Header menu logo Teaching

BinderScriptNotebook

Webscraping HTML to CSV

Developed with Davide Costa

For the Football Players' Exercises we are trying to scrape data from Sports Reference's Football Reference website. The particular data that we want to scrape is player data from the Big 5 European Leauges table. This data consists on the stats of the players that played in the big 5 football european leagues in the most recent season. Since we need to scrape the data from a webpage and store it in a csv file we will need to use 2 type providers from FSharp.Data:

Both type providers are located in FSharp.Data assembly. To use it we need to load and open FSharp.Data.

#r "nuget: FSharp.Data, 5.0.2"
open FSharp.Data

Get the players' table using HTML type provider.

We need to define the type of data that we're going to access. We do this by providing a sample of the data. The type provider uses the sample to generate code to read data with that format.

type Big5EuropeanLeagues = 
    HtmlProvider<"https://fbref.com/en/comps/Big5/2021-2022/stats/players/2021-2022-Big-5-European-Leagues-Stats">

The type Big5EuropeanLeagues contains information about the structure of the web page. It knows what the html is, it knows what the html tables are, etc.

Now that we have the Big5EuropeanLeagues HTML type defined we can use GetSample() to load the sample webpage that we used to define the type.

_EXTRACTED DATA_:
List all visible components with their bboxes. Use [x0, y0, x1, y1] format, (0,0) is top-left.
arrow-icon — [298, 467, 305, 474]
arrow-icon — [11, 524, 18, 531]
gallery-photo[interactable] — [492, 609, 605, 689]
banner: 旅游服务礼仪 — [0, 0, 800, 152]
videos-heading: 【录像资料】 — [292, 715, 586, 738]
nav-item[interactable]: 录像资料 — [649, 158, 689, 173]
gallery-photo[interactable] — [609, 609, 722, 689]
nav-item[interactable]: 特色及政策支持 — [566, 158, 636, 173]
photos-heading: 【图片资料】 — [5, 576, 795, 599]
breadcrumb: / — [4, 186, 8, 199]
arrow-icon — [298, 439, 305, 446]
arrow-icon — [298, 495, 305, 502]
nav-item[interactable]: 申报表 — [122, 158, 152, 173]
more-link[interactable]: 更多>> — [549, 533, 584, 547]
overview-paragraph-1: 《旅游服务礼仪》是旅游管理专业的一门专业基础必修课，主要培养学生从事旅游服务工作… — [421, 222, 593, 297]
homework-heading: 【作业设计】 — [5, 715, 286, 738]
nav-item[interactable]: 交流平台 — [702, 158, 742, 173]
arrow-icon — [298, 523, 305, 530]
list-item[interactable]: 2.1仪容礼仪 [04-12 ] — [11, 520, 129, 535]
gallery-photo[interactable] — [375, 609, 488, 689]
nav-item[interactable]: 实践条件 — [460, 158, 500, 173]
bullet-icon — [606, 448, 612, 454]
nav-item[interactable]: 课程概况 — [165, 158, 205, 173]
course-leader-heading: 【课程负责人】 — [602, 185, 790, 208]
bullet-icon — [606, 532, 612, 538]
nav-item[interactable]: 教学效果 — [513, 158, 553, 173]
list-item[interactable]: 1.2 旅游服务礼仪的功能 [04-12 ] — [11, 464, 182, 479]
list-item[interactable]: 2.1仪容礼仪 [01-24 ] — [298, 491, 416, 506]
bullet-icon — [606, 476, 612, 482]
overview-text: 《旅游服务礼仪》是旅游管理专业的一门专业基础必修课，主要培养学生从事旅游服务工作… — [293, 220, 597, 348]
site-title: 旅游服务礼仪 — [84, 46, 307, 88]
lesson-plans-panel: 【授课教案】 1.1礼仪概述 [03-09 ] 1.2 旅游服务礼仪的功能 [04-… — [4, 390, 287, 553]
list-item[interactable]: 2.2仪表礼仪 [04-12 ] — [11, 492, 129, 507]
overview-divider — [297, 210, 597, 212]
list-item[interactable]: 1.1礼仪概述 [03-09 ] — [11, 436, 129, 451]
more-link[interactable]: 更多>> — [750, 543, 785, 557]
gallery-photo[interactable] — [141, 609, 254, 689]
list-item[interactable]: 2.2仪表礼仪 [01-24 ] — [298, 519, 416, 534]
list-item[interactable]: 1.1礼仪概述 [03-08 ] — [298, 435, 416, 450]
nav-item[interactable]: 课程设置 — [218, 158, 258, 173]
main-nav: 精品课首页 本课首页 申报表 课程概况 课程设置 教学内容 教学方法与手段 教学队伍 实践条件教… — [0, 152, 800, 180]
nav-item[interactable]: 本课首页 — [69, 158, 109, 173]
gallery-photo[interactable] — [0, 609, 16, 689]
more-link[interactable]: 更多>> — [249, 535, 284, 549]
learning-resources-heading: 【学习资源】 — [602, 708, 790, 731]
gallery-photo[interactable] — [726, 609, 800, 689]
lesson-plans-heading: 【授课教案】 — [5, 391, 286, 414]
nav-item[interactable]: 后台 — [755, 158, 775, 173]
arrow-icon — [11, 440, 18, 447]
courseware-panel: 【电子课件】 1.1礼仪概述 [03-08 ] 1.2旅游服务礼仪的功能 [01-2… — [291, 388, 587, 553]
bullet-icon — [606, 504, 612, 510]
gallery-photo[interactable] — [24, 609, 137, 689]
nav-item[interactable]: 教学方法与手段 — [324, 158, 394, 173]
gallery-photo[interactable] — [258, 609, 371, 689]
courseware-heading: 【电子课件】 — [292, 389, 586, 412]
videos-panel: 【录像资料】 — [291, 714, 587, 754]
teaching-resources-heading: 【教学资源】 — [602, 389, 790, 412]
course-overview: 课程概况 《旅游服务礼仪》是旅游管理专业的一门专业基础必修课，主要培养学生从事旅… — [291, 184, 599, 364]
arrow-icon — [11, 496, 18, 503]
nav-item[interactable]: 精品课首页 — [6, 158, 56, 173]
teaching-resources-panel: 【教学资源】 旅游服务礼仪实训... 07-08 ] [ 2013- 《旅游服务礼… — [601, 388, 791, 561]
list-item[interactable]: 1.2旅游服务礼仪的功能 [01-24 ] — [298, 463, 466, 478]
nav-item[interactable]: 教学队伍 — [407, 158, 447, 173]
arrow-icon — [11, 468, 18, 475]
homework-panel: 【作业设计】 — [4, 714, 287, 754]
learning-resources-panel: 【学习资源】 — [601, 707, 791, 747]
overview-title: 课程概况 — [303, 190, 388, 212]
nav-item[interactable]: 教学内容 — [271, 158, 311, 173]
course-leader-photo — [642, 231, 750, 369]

_SET TASK_: Extend the F# web-scraping tutorial beyond its final sentence, in the same instructional style, leaving the material aside.

_TASK OUTPUT_:
let big5 = Big5EuropeanLeagues.GetSample()

Now, we have the HTML of the webpage stored in the variable big5. Let's observe the first 200 characters of the HTML.

big5.Html.ToString()[..200]
"<!DOCTYPE html>
<html data-version="klecko-" data-root="/home/fb/deploy/www/base" lang="en" class="no-js">
  <head>
    <meta charset="utf-8" /><meta http-equiv="x-ua-compatible" content="ie=edge" /"

From the tables available in the webpage, let's assign the player stats table to a variable called footballers.

let footballers = big5.Tables.``Player Standard Stats 2021-2022 Big 5 European Leagues``

Now let's observe the first 3 table rows. The Rows property gives us an array of rows. We can index into the array using [..2] to limit it to the first 3 rows.

footballers.Rows[..2]
[|("1", "Max Aarons", "eng ENG", "DF", "Norwich City", "engPremier League", "21",
   "2000", "34", "32", "2,881", "32.0", "0", "2", "2", "0", "0", "0", "8", "0",
   "0.8", "0.8", "1.7", "2.5", "78", "117", "85", "0.00", "0.06", "0.06", "0.00",
   "0.06", "0.03", "0.05", "0.08", "0.03", "0.08", "Matches");
  ("2", "Yunis Abdelhamid", "ma MAR", "DF", "Reims", "frLigue 1", "33", "1987",
   "34", "34", "2,983", "33.1", "2", "0", "2", "2", "0", "0", "5", "1", "1.2",
   "1.2", "0.8", "2.0", "23", "119", "14", "0.06", "0.00", "0.06", "0.06",
   "0.06", "0.04", "0.02", "0.06", "0.04", "0.06", "Matches");
  ("3", "Salis Abdul Samed", "gh GHA", "MF", "Clermont Foot", "frLigue 1", "21",
   "2000", "31", "29", "2,462", "27.4", "1", "0", "1", "1", "0", "0", "12", "3",
   "0.7", "0.7", "0.9", "1.6", "24", "108", "47", "0.04", "0.00", "0.04", "0.04",
   "0.04", "0.03", "0.03", "0.06", "0.03", "0.06", "Matches")|]

Let's look at the header fields in the table using the property Headers.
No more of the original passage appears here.